Could you print every one of the entries below line for line, without the pictures?

■ **EXCERPTED RECORDS**:
***

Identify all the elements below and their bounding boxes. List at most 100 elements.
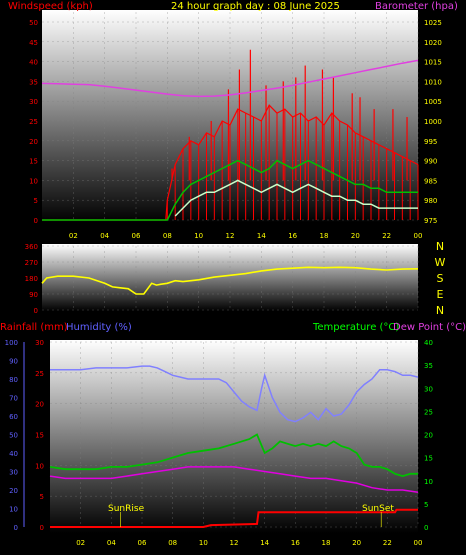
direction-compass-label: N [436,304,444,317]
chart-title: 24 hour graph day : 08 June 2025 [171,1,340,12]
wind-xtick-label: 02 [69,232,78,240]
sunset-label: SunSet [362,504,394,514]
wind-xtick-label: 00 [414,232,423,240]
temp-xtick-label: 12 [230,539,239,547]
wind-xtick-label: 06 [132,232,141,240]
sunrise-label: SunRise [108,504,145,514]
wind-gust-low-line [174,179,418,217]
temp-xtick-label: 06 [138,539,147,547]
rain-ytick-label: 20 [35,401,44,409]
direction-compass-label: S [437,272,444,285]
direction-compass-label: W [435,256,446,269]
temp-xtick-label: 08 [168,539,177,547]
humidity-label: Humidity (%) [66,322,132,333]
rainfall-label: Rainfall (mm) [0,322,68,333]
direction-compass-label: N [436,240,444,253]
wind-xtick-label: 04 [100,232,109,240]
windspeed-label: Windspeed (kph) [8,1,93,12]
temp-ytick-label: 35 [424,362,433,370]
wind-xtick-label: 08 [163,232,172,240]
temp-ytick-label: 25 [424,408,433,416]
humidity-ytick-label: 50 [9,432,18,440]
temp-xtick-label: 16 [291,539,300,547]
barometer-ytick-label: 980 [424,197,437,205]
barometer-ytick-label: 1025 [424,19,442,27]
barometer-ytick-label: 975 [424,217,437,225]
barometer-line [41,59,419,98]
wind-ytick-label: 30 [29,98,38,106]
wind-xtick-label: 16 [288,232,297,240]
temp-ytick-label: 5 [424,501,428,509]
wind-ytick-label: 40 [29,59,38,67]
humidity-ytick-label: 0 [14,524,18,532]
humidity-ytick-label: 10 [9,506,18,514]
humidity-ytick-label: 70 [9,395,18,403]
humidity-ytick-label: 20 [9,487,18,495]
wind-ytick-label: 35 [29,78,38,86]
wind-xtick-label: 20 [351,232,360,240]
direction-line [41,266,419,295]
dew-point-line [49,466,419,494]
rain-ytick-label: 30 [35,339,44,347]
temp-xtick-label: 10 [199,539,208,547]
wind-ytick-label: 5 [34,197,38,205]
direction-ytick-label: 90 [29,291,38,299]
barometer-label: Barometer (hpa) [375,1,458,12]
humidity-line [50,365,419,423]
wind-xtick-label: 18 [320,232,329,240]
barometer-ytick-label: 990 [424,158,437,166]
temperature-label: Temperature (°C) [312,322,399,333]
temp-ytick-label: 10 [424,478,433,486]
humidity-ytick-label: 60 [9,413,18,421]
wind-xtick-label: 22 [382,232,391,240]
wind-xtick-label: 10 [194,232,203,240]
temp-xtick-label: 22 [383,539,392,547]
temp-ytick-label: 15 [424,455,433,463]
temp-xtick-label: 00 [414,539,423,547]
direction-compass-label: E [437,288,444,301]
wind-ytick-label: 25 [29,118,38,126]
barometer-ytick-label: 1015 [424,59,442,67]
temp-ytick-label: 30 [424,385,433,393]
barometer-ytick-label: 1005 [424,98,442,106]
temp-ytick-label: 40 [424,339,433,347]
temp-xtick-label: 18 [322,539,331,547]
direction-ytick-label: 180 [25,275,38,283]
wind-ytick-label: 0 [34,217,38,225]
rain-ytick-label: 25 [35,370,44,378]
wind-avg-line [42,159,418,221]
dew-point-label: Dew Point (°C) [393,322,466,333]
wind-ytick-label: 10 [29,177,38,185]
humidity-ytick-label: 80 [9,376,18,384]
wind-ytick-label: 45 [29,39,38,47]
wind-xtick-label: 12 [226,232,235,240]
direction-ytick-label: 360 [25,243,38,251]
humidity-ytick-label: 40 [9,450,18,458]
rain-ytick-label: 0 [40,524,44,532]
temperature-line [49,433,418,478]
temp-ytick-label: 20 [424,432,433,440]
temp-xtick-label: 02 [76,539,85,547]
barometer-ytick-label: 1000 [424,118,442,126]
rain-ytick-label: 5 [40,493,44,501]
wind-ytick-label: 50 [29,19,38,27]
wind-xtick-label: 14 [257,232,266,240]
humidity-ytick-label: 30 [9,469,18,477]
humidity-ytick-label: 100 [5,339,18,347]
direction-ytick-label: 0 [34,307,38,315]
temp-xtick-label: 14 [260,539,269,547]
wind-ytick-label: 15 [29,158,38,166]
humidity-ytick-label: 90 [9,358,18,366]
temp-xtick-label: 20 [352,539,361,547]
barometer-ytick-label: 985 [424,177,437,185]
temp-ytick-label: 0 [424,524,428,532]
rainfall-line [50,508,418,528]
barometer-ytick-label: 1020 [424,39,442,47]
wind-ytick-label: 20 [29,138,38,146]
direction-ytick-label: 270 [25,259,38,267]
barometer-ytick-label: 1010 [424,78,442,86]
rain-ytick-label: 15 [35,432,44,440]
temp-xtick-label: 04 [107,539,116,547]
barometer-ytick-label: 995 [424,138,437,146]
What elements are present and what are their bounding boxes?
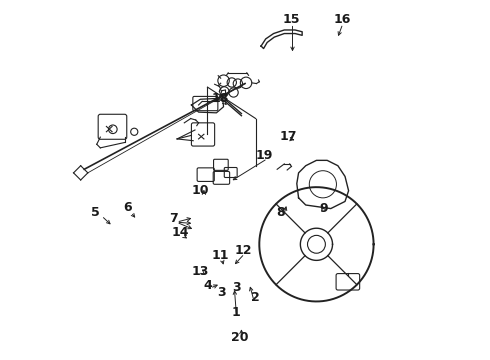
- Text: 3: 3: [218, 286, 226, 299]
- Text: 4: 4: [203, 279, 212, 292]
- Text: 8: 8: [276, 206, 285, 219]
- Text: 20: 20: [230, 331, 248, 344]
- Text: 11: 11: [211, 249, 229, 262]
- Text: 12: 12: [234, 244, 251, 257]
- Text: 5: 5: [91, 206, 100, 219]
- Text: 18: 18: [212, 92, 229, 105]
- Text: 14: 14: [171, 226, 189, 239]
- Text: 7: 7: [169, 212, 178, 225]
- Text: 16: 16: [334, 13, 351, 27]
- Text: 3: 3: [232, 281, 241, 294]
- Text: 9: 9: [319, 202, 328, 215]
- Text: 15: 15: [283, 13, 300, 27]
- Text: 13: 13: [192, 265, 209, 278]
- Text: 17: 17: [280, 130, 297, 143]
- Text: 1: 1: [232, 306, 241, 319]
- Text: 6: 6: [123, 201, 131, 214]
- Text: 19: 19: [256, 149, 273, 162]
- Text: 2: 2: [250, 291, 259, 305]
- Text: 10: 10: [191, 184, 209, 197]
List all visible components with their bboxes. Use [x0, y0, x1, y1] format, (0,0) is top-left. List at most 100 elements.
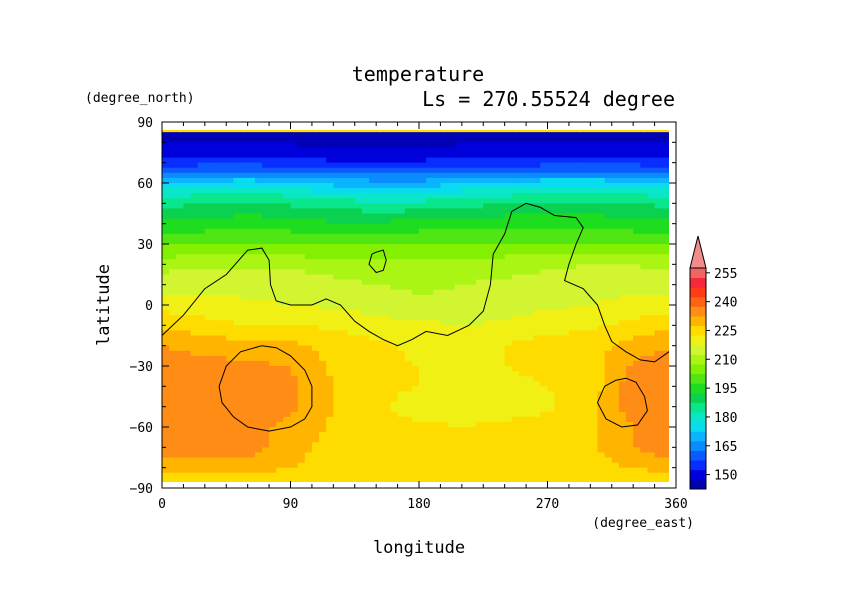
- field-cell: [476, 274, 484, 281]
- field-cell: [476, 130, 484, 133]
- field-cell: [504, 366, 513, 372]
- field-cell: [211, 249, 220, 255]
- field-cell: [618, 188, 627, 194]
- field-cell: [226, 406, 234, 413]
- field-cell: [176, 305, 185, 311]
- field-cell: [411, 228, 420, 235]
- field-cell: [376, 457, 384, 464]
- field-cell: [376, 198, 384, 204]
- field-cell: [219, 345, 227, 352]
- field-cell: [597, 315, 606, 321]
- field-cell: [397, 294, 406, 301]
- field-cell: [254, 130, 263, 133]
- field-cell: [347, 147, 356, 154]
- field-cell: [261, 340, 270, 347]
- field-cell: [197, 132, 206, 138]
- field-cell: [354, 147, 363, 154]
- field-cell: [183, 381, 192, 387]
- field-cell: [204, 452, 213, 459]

***

■ **OUTPUT OF THE TASK**:
Identify all the elements below and their bounding boxes. List at most 100 elements.
direction-compass-label: N [436,304,444,317]
chart-title: 24 hour graph day : 08 June 2025 [171,1,340,12]
wind-xtick-label: 02 [69,232,78,240]
sunset-label: SunSet [362,504,394,514]
wind-xtick-label: 00 [414,232,423,240]
temp-xtick-label: 12 [230,539,239,547]
wind-xtick-label: 06 [132,232,141,240]
sunrise-label: SunRise [108,504,145,514]
wind-gust-low-line [174,179,418,217]
temp-xtick-label: 06 [138,539,147,547]
rain-ytick-label: 20 [35,401,44,409]
direction-compass-label: S [437,272,444,285]
direction-compass-label: W [435,256,446,269]
temp-xtick-label: 08 [168,539,177,547]
humidity-label: Humidity (%) [66,322,132,333]
rainfall-label: Rainfall (mm) [0,322,68,333]
direction-compass-label: N [436,240,444,253]
wind-xtick-label: 04 [100,232,109,240]
windspeed-label: Windspeed (kph) [8,1,93,12]
temp-ytick-label: 35 [424,362,433,370]
wind-xtick-label: 08 [163,232,172,240]
temp-ytick-label: 25 [424,408,433,416]
humidity-ytick-label: 50 [9,432,18,440]
temp-xtick-label: 16 [291,539,300,547]
barometer-ytick-label: 980 [424,197,437,205]
barometer-ytick-label: 1025 [424,19,442,27]
barometer-ytick-label: 975 [424,217,437,225]
barometer-line [41,59,419,98]
wind-ytick-label: 30 [29,98,38,106]
wind-xtick-label: 16 [288,232,297,240]
temp-ytick-label: 5 [424,501,428,509]
wind-ytick-label: 40 [29,59,38,67]
humidity-ytick-label: 0 [14,524,18,532]
humidity-ytick-label: 10 [9,506,18,514]
humidity-ytick-label: 70 [9,395,18,403]
humidity-ytick-label: 20 [9,487,18,495]
wind-ytick-label: 35 [29,78,38,86]
wind-xtick-label: 20 [351,232,360,240]
direction-line [41,266,419,295]
dew-point-line [49,466,419,494]
rain-ytick-label: 30 [35,339,44,347]
temp-xtick-label: 10 [199,539,208,547]
wind-ytick-label: 5 [34,197,38,205]
direction-ytick-label: 90 [29,291,38,299]
barometer-label: Barometer (hpa) [375,1,458,12]
humidity-line [50,365,419,423]
wind-xtick-label: 18 [320,232,329,240]
barometer-ytick-label: 990 [424,158,437,166]
temperature-label: Temperature (°C) [312,322,399,333]
temp-ytick-label: 10 [424,478,433,486]
humidity-ytick-label: 60 [9,413,18,421]
wind-xtick-label: 22 [382,232,391,240]
wind-xtick-label: 10 [194,232,203,240]
temp-xtick-label: 22 [383,539,392,547]
temp-ytick-label: 15 [424,455,433,463]
temp-xtick-label: 00 [414,539,423,547]
direction-compass-label: E [437,288,444,301]
wind-ytick-label: 25 [29,118,38,126]
barometer-ytick-label: 1015 [424,59,442,67]
temp-ytick-label: 30 [424,385,433,393]
barometer-ytick-label: 1005 [424,98,442,106]
temp-ytick-label: 40 [424,339,433,347]
temp-xtick-label: 18 [322,539,331,547]
direction-ytick-label: 180 [25,275,38,283]
wind-ytick-label: 0 [34,217,38,225]
rain-ytick-label: 25 [35,370,44,378]
wind-avg-line [42,159,418,221]
dew-point-label: Dew Point (°C) [393,322,466,333]
wind-ytick-label: 10 [29,177,38,185]
humidity-ytick-label: 80 [9,376,18,384]
wind-ytick-label: 45 [29,39,38,47]
wind-xtick-label: 12 [226,232,235,240]
direction-ytick-label: 360 [25,243,38,251]
humidity-ytick-label: 40 [9,450,18,458]
rain-ytick-label: 0 [40,524,44,532]
temperature-line [49,433,418,478]
temp-ytick-label: 20 [424,432,433,440]
temp-xtick-label: 02 [76,539,85,547]
barometer-ytick-label: 1000 [424,118,442,126]
rain-ytick-label: 5 [40,493,44,501]
wind-ytick-label: 50 [29,19,38,27]
wind-xtick-label: 14 [257,232,266,240]
humidity-ytick-label: 30 [9,469,18,477]
humidity-ytick-label: 100 [5,339,18,347]
direction-ytick-label: 0 [34,307,38,315]
temp-xtick-label: 14 [260,539,269,547]
wind-ytick-label: 15 [29,158,38,166]
humidity-ytick-label: 90 [9,358,18,366]
temp-xtick-label: 20 [352,539,361,547]
barometer-ytick-label: 985 [424,177,437,185]
temp-ytick-label: 0 [424,524,428,532]
rainfall-line [50,508,418,528]
barometer-ytick-label: 1020 [424,39,442,47]
wind-ytick-label: 20 [29,138,38,146]
direction-ytick-label: 270 [25,259,38,267]
barometer-ytick-label: 1010 [424,78,442,86]
rain-ytick-label: 15 [35,432,44,440]
temp-xtick-label: 04 [107,539,116,547]
barometer-ytick-label: 995 [424,138,437,146]
What elements are present and what are their bounding boxes?
- Text: 3: 3: [218, 286, 226, 299]
- Text: 4: 4: [203, 279, 212, 292]
- Text: 8: 8: [276, 206, 285, 219]
- Text: 20: 20: [230, 331, 248, 344]
- Text: 11: 11: [211, 249, 229, 262]
- Text: 12: 12: [234, 244, 251, 257]
- Text: 5: 5: [91, 206, 100, 219]
- Text: 18: 18: [212, 92, 229, 105]
- Text: 14: 14: [171, 226, 189, 239]
- Text: 7: 7: [169, 212, 178, 225]
- Text: 16: 16: [334, 13, 351, 27]
- Text: 3: 3: [232, 281, 241, 294]
- Text: 9: 9: [319, 202, 328, 215]
- Text: 15: 15: [283, 13, 300, 27]
- Text: 13: 13: [192, 265, 209, 278]
- Text: 17: 17: [280, 130, 297, 143]
- Text: 1: 1: [232, 306, 241, 319]
- Text: 6: 6: [123, 201, 131, 214]
- Text: 19: 19: [256, 149, 273, 162]
- Text: 2: 2: [250, 291, 259, 305]
- Text: 10: 10: [191, 184, 209, 197]
List all visible components with their bboxes. Use [x0, y0, x1, y1] format, (0,0) is top-left. List at most 100 elements.
- field-cell: [476, 274, 484, 281]
- field-cell: [476, 130, 484, 133]
- field-cell: [504, 366, 513, 372]
- field-cell: [211, 249, 220, 255]
- field-cell: [618, 188, 627, 194]
- field-cell: [226, 406, 234, 413]
- field-cell: [176, 305, 185, 311]
- field-cell: [411, 228, 420, 235]
- field-cell: [376, 457, 384, 464]
- field-cell: [376, 198, 384, 204]
- field-cell: [219, 345, 227, 352]
- field-cell: [597, 315, 606, 321]
- field-cell: [397, 294, 406, 301]
- field-cell: [254, 130, 263, 133]
- field-cell: [347, 147, 356, 154]
- field-cell: [261, 340, 270, 347]
- field-cell: [197, 132, 206, 138]
- field-cell: [354, 147, 363, 154]
- field-cell: [183, 381, 192, 387]
- field-cell: [204, 452, 213, 459]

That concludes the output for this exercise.